Dataset rows about figures
※
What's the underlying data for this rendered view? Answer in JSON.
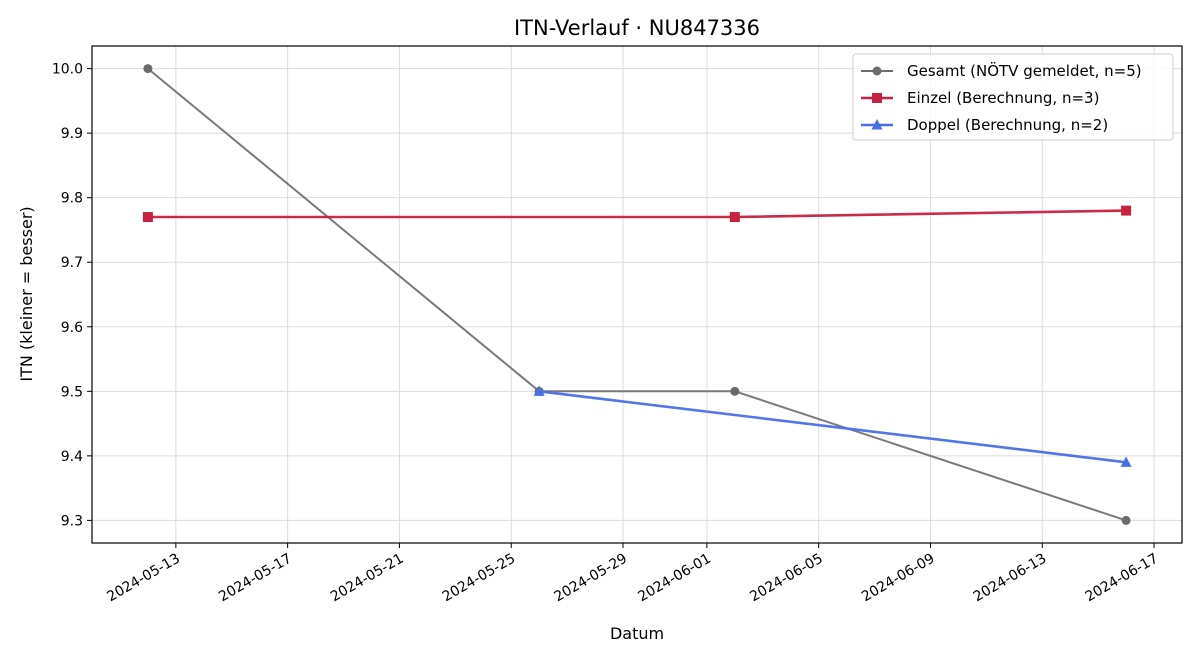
{
  "chart_data": {
    "type": "line",
    "title": "ITN-Verlauf · NU847336",
    "xlabel": "Datum",
    "ylabel": "ITN  (kleiner = besser)",
    "x_type": "date",
    "xlim": [
      "2024-05-10",
      "2024-06-18"
    ],
    "ylim": [
      9.265,
      10.035
    ],
    "x_ticks": [
      "2024-05-13",
      "2024-05-17",
      "2024-05-21",
      "2024-05-25",
      "2024-05-29",
      "2024-06-01",
      "2024-06-05",
      "2024-06-09",
      "2024-06-13",
      "2024-06-17"
    ],
    "y_ticks": [
      9.3,
      9.4,
      9.5,
      9.6,
      9.7,
      9.8,
      9.9,
      10.0
    ],
    "y_tick_labels": [
      "9.3",
      "9.4",
      "9.5",
      "9.6",
      "9.7",
      "9.8",
      "9.9",
      "10.0"
    ],
    "grid": true,
    "legend_position": "top-right",
    "series": [
      {
        "name": "Gesamt (NÖTV gemeldet, n=5)",
        "color": "#6b6b6b",
        "marker": "circle",
        "points": [
          {
            "x": "2024-05-12",
            "y": 10.0
          },
          {
            "x": "2024-05-26",
            "y": 9.5
          },
          {
            "x": "2024-06-02",
            "y": 9.5
          },
          {
            "x": "2024-06-16",
            "y": 9.3
          }
        ]
      },
      {
        "name": "Einzel (Berechnung, n=3)",
        "color": "#c8203f",
        "marker": "square",
        "points": [
          {
            "x": "2024-05-12",
            "y": 9.77
          },
          {
            "x": "2024-06-02",
            "y": 9.77
          },
          {
            "x": "2024-06-16",
            "y": 9.78
          }
        ]
      },
      {
        "name": "Doppel (Berechnung, n=2)",
        "color": "#4a6ee8",
        "marker": "triangle",
        "points": [
          {
            "x": "2024-05-26",
            "y": 9.5
          },
          {
            "x": "2024-06-16",
            "y": 9.39
          }
        ]
      }
    ]
  }
}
※
Stated exercise:
Locate each line with the word "marker" and copy it.

Result of this task:
        "marker": "circle",
        "marker": "square",
        "marker": "triangle",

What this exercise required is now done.